Task brief: Produce an exact copy of all the data below, dropping every image.

=-=-=

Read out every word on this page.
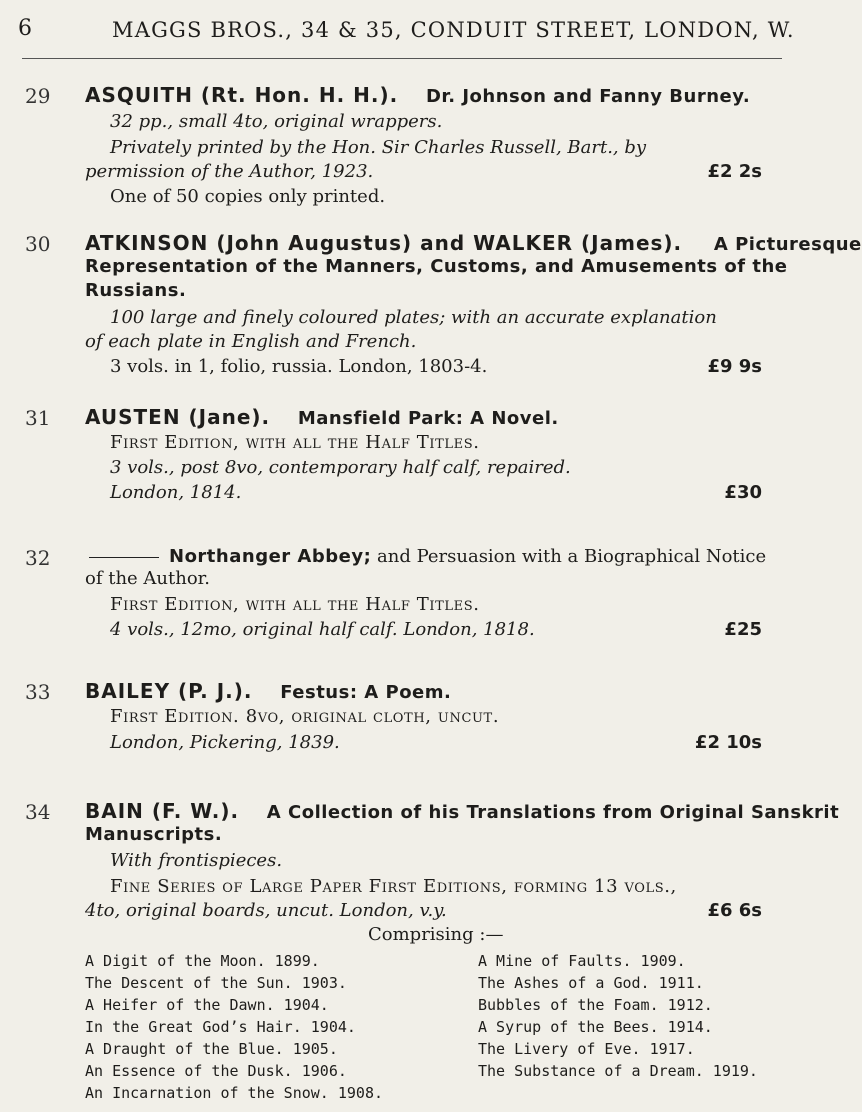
6	MAGGS BROS., 34 & 35, CONDUIT STREET, LONDON, W.
29 ASQUITH (Rt. Hon. H. H.). Dr. Johnson and Fanny Burney.
32 pp., small 4to, original wrappers.
Privately printed by the Hon. Sir Charles Russell, Bart., by
permission of the Author, 1923.	£2 2s
One of 50 copies only printed.
30 ATKINSON (John Augustus) and WALKER (James). A Picturesque
Representation of the Manners, Customs, and Amusements of the
Russians.
100 large and finely coloured plates; with an accurate explanation
of each plate in English and French.
3 vols. in 1, folio, russia. London, 1803-4.	£9 9s
31 AUSTEN (Jane). Mansfield Park: A Novel.
First Edition, with all the Half Titles.
3 vols., post 8vo, contemporary half calf, repaired.
London, 1814.	£30
32	Northanger Abbey; and Persuasion with a Biographical Notice
of the Author.
First Edition, with all the Half Titles.
4 vols., 12mo, original half calf. London, 1818.	£25
33 BAILEY (P. J.). Festus: A Poem.
First Edition. 8vo, original cloth, uncut.
London, Pickering, 1839.	£2 10s
34 BAIN (F. W.). A Collection of his Translations from Original Sanskrit
Manuscripts.
With frontispieces.
Fine Series of Large Paper First Editions, forming 13 vols.,
4to, original boards, uncut. London, v.y.	£6 6s
Comprising :—
A Digit of the Moon. 1899.
The Descent of the Sun. 1903.
A Heifer of the Dawn. 1904.
In the Great God’s Hair. 1904.
A Draught of the Blue. 1905.
An Essence of the Dusk. 1906.
An Incarnation of the Snow. 1908.
A Mine of Faults. 1909.
The Ashes of a God. 1911.
Bubbles of the Foam. 1912.
A Syrup of the Bees. 1914.
The Livery of Eve. 1917.
The Substance of a Dream. 1919.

=-=-=

Result of this task:
Read out every word on this page.
6	MAGGS BROS., 34 & 35, CONDUIT STREET, LONDON, W.
29 ASQUITH (Rt. Hon. H. H.). Dr. Johnson and Fanny Burney.
32 pp., small 4to, original wrappers.
Privately printed by the Hon. Sir Charles Russell, Bart., by
permission of the Author, 1923.	£2 2s
One of 50 copies only printed.
30 ATKINSON (John Augustus) and WALKER (James). A Picturesque
Representation of the Manners, Customs, and Amusements of the
Russians.
100 large and finely coloured plates; with an accurate explanation
of each plate in English and French.
3 vols. in 1, folio, russia. London, 1803-4.	£9 9s
31 AUSTEN (Jane). Mansfield Park: A Novel.
First Edition, with all the Half Titles.
3 vols., post 8vo, contemporary half calf, repaired.
London, 1814.	£30
32	Northanger Abbey; and Persuasion with a Biographical Notice
of the Author.
First Edition, with all the Half Titles.
4 vols., 12mo, original half calf. London, 1818.	£25
33 BAILEY (P. J.). Festus: A Poem.
First Edition. 8vo, original cloth, uncut.
London, Pickering, 1839.	£2 10s
34 BAIN (F. W.). A Collection of his Translations from Original Sanskrit
Manuscripts.
With frontispieces.
Fine Series of Large Paper First Editions, forming 13 vols.,
4to, original boards, uncut. London, v.y.	£6 6s
Comprising :—
A Digit of the Moon. 1899.
The Descent of the Sun. 1903.
A Heifer of the Dawn. 1904.
In the Great God’s Hair. 1904.
A Draught of the Blue. 1905.
An Essence of the Dusk. 1906.
An Incarnation of the Snow. 1908.
A Mine of Faults. 1909.
The Ashes of a God. 1911.
Bubbles of the Foam. 1912.
A Syrup of the Bees. 1914.
The Livery of Eve. 1917.
The Substance of a Dream. 1919.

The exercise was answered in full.